— BEGIN Listed records —

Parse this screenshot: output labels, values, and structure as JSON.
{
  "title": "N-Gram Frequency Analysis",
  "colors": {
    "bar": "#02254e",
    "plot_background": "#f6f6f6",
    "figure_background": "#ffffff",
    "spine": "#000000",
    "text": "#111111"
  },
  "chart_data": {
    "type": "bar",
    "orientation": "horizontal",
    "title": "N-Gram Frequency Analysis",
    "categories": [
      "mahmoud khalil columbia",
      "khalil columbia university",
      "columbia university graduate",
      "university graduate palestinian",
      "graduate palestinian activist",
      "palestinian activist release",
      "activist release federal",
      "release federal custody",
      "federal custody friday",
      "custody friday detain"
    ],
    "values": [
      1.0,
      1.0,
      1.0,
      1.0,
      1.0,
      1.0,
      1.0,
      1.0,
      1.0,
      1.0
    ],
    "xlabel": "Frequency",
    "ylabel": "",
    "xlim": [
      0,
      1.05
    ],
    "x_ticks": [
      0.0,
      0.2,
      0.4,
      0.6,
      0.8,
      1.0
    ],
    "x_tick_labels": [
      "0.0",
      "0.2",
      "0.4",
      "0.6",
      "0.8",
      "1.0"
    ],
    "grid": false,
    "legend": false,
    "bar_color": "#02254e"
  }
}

— END Listed records —

Aim:
From the listing, copy every line where the string "title" appears.

Finished task:
  "title": "N-Gram Frequency Analysis",
    "title": "N-Gram Frequency Analysis",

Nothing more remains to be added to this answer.